- _WHAT THE EXERCISE ASKS_: Scan the records below. List lines holding "mail".

- _RECORDS FOR THE TASK_:
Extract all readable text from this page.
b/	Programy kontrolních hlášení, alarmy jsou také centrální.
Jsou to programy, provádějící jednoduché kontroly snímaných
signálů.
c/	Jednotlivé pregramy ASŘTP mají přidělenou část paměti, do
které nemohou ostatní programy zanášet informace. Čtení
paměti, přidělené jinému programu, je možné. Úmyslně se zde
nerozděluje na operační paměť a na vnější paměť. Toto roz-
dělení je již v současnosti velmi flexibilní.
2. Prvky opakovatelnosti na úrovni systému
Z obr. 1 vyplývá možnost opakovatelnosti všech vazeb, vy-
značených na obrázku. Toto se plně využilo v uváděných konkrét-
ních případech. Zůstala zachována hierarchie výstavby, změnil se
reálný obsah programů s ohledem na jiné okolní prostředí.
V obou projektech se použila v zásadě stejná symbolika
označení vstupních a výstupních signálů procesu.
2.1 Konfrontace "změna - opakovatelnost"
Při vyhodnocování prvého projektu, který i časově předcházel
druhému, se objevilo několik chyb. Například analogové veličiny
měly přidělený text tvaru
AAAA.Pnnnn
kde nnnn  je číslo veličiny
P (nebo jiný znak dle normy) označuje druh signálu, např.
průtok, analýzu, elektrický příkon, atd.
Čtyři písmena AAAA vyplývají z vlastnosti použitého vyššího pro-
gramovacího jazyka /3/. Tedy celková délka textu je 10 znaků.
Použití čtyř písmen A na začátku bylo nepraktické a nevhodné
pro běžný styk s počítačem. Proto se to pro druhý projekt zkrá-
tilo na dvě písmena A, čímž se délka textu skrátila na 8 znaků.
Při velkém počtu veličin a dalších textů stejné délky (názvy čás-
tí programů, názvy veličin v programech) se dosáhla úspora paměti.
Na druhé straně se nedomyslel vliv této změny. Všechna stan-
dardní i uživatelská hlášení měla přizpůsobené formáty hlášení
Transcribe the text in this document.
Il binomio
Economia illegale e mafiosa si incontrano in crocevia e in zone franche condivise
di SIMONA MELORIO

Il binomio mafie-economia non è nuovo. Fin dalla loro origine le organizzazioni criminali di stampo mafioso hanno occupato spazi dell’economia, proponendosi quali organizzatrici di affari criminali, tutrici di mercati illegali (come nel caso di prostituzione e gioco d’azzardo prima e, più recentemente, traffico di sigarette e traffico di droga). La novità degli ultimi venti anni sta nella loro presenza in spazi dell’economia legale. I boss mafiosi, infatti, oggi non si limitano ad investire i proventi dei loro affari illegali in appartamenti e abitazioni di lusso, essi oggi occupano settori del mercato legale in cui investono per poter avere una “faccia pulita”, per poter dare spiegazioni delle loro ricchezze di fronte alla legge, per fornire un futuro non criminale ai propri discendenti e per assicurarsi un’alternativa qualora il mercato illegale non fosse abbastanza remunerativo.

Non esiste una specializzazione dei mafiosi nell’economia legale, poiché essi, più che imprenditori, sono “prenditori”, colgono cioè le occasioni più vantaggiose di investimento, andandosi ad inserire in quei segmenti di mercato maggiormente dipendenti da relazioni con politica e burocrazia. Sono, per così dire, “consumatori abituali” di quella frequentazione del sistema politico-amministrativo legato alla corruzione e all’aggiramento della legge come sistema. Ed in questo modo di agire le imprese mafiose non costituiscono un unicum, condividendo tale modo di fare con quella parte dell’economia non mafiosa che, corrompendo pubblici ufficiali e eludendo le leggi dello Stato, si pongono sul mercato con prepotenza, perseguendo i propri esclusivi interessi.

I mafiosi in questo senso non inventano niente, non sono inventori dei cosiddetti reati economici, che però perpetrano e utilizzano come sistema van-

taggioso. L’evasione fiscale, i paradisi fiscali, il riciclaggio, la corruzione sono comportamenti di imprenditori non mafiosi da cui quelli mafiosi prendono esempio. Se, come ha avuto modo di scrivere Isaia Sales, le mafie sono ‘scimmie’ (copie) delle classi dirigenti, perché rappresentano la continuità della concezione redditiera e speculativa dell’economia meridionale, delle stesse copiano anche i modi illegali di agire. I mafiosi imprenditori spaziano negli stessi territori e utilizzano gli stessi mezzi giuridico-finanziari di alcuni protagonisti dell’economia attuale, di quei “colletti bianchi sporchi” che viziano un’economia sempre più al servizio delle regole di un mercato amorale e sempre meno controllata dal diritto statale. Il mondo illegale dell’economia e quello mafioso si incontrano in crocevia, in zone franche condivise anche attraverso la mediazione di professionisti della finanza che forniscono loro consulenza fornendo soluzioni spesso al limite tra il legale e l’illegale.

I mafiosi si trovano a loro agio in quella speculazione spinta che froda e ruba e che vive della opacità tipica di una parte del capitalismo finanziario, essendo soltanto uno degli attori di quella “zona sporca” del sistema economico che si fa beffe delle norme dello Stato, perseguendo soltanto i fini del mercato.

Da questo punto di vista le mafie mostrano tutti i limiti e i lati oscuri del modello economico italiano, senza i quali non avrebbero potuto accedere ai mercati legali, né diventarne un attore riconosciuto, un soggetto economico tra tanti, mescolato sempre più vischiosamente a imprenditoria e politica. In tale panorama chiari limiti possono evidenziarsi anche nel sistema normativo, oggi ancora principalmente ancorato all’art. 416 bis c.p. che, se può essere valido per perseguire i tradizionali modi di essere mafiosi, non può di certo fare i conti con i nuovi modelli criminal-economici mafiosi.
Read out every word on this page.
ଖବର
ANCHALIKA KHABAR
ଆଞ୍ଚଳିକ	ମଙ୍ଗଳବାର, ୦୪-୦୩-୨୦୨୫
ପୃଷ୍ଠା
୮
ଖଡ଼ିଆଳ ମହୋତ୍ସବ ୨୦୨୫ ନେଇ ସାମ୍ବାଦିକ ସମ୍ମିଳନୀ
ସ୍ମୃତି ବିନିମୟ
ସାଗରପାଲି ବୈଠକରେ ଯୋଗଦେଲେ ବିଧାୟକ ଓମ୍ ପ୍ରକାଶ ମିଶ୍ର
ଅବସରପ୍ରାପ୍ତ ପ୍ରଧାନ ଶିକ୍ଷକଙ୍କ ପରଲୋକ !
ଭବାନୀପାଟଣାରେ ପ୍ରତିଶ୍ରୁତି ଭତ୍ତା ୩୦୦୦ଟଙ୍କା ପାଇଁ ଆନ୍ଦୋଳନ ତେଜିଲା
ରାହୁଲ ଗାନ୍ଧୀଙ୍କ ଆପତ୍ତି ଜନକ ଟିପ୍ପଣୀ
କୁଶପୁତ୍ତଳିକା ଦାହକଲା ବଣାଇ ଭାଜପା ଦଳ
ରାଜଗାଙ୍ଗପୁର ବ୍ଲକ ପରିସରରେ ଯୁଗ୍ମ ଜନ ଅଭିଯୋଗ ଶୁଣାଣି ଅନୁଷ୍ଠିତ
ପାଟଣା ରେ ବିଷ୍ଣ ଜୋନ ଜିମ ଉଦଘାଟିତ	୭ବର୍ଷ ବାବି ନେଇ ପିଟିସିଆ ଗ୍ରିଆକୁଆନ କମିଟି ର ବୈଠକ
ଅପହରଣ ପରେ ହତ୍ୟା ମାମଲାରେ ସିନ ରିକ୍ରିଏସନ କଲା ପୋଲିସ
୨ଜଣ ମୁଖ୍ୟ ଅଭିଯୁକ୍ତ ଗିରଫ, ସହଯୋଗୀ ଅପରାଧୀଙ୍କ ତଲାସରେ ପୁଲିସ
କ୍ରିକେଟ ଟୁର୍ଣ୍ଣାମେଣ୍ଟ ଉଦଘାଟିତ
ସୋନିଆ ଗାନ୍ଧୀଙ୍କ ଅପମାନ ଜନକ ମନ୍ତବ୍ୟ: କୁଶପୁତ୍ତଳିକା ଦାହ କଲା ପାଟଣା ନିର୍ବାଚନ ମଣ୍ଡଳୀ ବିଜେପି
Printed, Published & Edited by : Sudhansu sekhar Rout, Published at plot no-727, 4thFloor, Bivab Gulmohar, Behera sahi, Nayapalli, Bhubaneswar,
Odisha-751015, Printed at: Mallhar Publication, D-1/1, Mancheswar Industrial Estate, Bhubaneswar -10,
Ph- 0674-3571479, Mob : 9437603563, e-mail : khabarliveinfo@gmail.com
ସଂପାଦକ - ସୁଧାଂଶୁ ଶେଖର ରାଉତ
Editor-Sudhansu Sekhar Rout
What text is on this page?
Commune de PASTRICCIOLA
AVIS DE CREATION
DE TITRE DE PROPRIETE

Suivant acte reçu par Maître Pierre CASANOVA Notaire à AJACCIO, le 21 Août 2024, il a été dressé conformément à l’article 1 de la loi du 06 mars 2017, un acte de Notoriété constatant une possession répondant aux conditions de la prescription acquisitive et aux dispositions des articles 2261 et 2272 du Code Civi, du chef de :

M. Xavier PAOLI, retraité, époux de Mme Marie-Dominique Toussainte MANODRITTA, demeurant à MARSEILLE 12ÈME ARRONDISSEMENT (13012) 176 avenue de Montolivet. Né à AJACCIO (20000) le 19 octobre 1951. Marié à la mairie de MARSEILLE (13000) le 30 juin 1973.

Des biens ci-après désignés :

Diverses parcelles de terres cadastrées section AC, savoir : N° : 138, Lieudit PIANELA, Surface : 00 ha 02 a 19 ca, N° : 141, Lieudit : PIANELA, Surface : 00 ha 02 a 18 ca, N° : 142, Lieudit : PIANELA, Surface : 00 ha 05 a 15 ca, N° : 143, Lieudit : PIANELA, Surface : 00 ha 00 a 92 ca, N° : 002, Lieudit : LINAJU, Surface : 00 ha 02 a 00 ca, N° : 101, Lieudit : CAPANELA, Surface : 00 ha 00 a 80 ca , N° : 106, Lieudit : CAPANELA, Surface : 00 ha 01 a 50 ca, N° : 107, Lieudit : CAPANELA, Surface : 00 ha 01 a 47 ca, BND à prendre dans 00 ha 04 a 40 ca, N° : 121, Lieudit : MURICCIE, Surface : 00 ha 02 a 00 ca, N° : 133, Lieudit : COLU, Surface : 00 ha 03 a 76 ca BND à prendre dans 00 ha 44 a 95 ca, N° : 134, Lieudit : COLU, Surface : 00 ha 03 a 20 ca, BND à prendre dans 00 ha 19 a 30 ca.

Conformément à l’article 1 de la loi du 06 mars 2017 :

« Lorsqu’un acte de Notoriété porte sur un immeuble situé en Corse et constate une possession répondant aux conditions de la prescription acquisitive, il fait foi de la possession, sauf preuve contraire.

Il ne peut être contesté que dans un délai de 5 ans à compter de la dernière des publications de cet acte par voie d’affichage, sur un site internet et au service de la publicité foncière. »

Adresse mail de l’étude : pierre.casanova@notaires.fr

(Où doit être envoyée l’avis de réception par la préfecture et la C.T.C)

- _CORRECT ANSWER_:
Ph- 0674-3571479, Mob : 9437603563, e-mail : khabarliveinfo@gmail.com
Adresse mail de l’étude : pierre.casanova@notaires.fr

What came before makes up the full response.